STATED EXERCISE
Print the listing in its entirety and exactly, leaving out images.
━━ MATERIAL PROVIDED ━━
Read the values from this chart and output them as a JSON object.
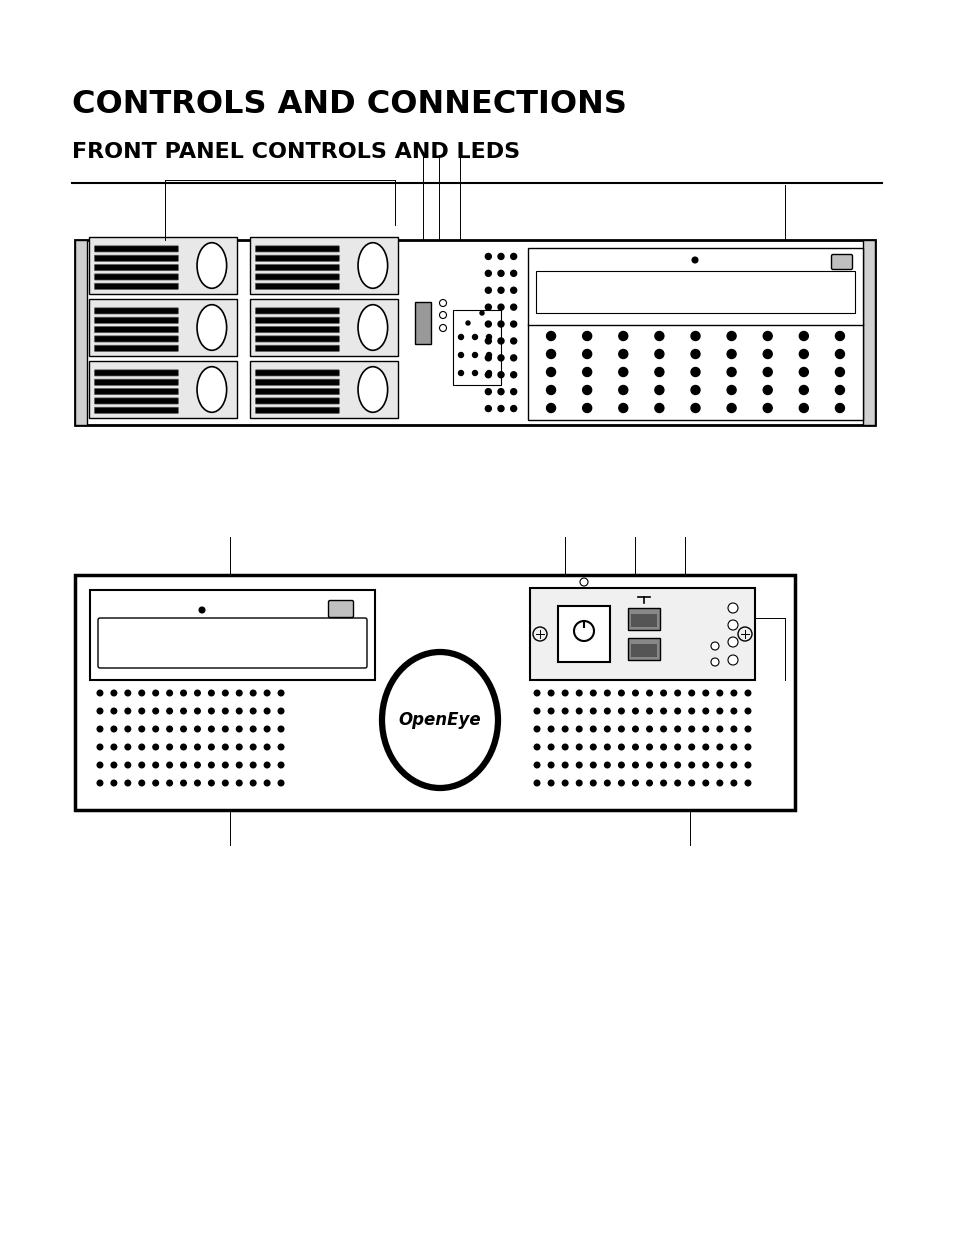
{
  "title1": "CONTROLS AND CONNECTIONS",
  "title2": "FRONT PANEL CONTROLS AND LEDS",
  "bg_color": "#ffffff",
  "fig_width": 9.54,
  "fig_height": 12.35
}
━━━
EXERCISE ANSWER
Read the values from this chart and output them as a JSON object.
{
  "title1": "CONTROLS AND CONNECTIONS",
  "title2": "FRONT PANEL CONTROLS AND LEDS",
  "bg_color": "#ffffff",
  "fig_width": 9.54,
  "fig_height": 12.35
}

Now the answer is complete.